-- Begin DATA FOR THE TASK --

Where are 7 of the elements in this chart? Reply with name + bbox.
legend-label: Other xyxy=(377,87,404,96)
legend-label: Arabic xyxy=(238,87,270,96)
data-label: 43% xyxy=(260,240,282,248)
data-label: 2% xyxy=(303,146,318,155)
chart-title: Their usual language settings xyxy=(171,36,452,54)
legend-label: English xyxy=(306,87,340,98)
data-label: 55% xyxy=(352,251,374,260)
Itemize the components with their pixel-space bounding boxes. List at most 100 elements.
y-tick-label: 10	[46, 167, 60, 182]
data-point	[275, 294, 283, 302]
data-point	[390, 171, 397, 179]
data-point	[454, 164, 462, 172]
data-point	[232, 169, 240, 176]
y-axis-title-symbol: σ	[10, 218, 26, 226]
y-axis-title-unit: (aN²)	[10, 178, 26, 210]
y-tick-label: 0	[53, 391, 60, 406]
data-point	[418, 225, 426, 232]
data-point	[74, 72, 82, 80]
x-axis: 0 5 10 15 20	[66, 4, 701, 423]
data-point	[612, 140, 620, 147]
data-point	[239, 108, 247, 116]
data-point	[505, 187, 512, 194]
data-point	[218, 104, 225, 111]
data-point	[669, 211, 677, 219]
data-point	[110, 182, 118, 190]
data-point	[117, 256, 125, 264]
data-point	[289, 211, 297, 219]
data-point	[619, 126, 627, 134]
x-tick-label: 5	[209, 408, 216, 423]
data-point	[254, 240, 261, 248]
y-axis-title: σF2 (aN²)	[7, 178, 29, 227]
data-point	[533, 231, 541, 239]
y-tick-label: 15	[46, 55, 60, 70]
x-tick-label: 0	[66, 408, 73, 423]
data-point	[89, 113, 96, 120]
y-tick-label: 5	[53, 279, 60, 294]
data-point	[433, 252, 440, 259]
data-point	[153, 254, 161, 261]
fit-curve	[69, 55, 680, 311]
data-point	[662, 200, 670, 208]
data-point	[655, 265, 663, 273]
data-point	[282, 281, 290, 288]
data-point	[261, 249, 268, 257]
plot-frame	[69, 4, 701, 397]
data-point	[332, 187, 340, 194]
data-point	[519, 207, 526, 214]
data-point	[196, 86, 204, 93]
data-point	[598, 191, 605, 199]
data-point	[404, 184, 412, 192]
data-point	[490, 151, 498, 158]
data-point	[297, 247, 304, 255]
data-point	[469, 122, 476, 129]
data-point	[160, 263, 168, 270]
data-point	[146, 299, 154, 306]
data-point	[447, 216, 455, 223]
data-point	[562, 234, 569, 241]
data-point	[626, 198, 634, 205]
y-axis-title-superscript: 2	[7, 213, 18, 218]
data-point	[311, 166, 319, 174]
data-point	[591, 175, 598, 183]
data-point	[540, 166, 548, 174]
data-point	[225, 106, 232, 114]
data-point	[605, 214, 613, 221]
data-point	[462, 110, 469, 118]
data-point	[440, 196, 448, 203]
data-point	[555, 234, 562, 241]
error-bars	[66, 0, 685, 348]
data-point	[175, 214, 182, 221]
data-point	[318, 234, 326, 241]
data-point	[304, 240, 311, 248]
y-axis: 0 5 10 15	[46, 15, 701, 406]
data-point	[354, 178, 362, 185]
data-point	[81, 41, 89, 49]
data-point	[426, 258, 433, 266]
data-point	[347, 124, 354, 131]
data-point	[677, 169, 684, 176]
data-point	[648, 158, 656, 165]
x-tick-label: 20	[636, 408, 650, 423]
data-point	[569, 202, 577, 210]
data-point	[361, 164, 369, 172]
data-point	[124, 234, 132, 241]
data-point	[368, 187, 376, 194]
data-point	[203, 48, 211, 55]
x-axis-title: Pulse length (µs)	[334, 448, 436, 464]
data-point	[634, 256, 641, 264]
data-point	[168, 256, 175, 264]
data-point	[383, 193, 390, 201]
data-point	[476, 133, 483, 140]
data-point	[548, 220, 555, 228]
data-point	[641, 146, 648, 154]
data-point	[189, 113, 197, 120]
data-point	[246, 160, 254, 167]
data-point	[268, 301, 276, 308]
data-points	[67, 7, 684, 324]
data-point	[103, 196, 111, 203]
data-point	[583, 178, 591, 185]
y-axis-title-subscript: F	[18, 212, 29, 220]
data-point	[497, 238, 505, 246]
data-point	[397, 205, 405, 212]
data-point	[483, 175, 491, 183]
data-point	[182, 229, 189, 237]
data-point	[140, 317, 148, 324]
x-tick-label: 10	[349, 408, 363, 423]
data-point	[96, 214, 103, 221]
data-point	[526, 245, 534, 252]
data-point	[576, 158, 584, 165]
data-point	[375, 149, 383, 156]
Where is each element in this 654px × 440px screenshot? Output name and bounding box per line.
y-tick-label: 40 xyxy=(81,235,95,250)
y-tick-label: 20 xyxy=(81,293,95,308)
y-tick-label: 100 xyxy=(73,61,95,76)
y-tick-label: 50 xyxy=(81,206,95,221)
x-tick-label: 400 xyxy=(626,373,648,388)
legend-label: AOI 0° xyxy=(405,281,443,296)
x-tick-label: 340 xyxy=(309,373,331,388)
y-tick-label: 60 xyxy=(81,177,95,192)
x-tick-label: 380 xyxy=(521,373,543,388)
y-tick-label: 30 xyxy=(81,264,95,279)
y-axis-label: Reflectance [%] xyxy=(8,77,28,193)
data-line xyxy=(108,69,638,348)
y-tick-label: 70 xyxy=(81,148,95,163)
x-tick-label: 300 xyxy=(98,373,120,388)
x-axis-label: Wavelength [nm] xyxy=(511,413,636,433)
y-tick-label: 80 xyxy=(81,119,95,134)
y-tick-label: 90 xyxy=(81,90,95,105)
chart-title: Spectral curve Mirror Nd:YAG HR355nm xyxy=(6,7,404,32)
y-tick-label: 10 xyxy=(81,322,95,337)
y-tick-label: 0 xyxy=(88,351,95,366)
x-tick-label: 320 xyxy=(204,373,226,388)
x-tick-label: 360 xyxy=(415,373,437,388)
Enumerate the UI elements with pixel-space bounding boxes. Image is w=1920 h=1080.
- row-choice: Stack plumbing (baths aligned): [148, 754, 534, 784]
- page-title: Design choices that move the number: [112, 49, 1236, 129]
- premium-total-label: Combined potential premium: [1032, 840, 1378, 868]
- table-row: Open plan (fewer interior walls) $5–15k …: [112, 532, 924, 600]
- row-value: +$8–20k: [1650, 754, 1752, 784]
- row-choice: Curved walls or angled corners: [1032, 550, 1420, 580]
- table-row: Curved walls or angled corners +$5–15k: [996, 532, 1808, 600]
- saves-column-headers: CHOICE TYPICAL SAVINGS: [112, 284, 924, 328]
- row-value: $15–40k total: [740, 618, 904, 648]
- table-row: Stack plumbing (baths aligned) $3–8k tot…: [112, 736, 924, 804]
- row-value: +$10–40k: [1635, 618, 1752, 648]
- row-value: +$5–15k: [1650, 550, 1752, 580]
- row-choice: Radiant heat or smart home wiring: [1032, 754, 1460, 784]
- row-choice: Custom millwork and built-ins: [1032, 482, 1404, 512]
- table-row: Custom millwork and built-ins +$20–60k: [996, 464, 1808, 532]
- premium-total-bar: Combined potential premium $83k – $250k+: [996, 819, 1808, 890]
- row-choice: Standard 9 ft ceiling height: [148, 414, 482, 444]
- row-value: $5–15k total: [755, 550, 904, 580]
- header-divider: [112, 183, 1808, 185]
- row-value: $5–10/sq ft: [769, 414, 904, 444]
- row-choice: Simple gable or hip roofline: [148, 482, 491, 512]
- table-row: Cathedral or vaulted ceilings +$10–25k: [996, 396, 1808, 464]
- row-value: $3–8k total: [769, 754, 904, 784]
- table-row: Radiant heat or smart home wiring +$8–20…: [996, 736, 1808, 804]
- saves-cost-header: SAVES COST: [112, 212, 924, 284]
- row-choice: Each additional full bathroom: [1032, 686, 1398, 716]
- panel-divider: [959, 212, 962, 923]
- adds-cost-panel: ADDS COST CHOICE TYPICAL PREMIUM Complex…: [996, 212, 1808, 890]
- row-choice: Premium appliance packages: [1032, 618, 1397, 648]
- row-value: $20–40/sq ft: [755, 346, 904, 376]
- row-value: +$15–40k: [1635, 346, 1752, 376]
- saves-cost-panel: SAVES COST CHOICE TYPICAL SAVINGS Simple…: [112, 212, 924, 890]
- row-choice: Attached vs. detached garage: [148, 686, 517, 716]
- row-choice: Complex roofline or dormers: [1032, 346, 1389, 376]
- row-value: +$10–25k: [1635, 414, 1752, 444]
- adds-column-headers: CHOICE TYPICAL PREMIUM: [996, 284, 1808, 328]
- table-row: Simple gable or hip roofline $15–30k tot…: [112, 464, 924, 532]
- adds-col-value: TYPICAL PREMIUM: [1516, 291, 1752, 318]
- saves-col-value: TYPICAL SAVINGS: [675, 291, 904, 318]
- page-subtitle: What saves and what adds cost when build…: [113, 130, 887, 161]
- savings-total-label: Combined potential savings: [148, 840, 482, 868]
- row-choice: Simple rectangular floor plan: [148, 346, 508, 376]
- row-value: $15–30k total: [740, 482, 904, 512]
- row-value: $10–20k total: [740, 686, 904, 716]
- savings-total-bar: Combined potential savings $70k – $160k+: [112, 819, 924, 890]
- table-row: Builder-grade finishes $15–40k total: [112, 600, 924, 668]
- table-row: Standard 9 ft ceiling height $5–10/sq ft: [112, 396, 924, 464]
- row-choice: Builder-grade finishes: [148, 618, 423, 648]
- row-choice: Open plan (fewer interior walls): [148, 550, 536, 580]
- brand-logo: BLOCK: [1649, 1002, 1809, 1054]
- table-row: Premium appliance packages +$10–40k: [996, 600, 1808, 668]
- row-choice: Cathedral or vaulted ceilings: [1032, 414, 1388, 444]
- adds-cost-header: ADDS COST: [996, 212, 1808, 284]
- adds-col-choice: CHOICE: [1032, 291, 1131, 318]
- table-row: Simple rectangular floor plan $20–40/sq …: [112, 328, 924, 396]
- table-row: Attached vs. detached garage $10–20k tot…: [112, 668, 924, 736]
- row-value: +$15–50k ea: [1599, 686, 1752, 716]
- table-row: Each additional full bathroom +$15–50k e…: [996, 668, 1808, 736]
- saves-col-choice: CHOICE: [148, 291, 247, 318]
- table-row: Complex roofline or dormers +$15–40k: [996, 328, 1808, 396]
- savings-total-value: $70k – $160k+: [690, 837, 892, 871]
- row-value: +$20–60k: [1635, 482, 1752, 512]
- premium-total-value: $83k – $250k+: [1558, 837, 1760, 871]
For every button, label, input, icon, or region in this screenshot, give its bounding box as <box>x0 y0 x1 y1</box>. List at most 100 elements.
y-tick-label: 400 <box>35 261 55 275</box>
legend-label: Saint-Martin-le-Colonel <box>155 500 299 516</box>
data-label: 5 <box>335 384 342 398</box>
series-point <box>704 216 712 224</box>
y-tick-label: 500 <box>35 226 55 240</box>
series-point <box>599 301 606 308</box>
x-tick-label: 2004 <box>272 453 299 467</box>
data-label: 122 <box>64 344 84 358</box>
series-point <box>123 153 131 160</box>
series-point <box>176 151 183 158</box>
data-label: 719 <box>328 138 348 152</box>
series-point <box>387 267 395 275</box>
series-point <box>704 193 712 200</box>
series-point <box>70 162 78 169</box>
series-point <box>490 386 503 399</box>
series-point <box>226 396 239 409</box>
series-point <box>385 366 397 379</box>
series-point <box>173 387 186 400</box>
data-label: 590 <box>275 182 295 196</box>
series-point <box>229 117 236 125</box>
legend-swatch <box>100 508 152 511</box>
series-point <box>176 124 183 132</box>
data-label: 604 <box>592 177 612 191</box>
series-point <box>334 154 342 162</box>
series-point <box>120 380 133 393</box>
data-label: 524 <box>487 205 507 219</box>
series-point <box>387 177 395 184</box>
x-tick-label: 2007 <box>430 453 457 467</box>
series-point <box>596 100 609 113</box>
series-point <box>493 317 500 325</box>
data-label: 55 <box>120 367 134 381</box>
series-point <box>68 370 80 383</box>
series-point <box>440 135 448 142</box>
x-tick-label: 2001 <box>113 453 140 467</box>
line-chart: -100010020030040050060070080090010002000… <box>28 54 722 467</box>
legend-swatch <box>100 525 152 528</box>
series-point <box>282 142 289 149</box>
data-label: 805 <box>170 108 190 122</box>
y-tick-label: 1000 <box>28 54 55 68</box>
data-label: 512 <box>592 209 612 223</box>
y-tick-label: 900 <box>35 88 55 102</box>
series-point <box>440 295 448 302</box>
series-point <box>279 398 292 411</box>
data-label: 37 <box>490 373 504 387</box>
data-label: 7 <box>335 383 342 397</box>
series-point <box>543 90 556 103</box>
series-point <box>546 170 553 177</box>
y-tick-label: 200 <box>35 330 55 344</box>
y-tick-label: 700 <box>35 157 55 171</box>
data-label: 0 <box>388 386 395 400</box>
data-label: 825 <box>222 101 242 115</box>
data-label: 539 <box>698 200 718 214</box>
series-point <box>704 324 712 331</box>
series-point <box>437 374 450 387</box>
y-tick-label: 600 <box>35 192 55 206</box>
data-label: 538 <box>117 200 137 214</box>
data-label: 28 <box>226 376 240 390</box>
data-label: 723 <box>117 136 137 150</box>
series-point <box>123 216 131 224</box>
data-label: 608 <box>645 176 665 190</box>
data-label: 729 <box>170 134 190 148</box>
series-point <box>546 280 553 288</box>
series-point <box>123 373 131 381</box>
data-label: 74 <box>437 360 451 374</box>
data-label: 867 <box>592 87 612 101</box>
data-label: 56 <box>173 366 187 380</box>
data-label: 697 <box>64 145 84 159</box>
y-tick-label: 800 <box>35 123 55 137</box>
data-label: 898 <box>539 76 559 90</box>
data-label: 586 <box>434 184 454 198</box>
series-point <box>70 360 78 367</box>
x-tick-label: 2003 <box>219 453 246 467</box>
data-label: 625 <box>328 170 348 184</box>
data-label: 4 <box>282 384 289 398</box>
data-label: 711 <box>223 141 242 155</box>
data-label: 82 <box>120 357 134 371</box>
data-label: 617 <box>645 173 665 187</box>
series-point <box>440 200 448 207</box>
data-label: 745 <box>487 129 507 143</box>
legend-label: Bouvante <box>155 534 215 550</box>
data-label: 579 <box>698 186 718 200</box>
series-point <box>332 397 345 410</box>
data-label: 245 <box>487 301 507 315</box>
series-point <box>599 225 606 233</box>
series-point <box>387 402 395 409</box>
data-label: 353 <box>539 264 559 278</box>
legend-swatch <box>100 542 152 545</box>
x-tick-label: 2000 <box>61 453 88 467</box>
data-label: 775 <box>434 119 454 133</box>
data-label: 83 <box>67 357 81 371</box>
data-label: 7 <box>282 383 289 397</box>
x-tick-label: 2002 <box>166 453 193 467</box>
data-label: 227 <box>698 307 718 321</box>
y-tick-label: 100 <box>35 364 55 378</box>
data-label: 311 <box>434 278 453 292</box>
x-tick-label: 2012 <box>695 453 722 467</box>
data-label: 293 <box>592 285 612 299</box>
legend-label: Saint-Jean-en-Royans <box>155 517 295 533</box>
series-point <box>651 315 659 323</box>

-- End DATA FOR THE TASK --

Could you rewrite the material from its first line through the line holding "218, 26, 226]", inclusive, renaming "legend-label" to "legend-text" and leaving everything else unchanged?

Where are 7 of the elements in this chart? Reply with name + bbox.
legend-text: Other xyxy=(377,87,404,96)
legend-text: Arabic xyxy=(238,87,270,96)
data-label: 43% xyxy=(260,240,282,248)
data-label: 2% xyxy=(303,146,318,155)
chart-title: Their usual language settings xyxy=(171,36,452,54)
legend-text: English xyxy=(306,87,340,98)
data-label: 55% xyxy=(352,251,374,260)
Itemize the components with their pixel-space bounding boxes. List at most 100 elements.
y-tick-label: 10	[46, 167, 60, 182]
data-point	[275, 294, 283, 302]
data-point	[390, 171, 397, 179]
data-point	[454, 164, 462, 172]
data-point	[232, 169, 240, 176]
y-axis-title-symbol: σ	[10, 218, 26, 226]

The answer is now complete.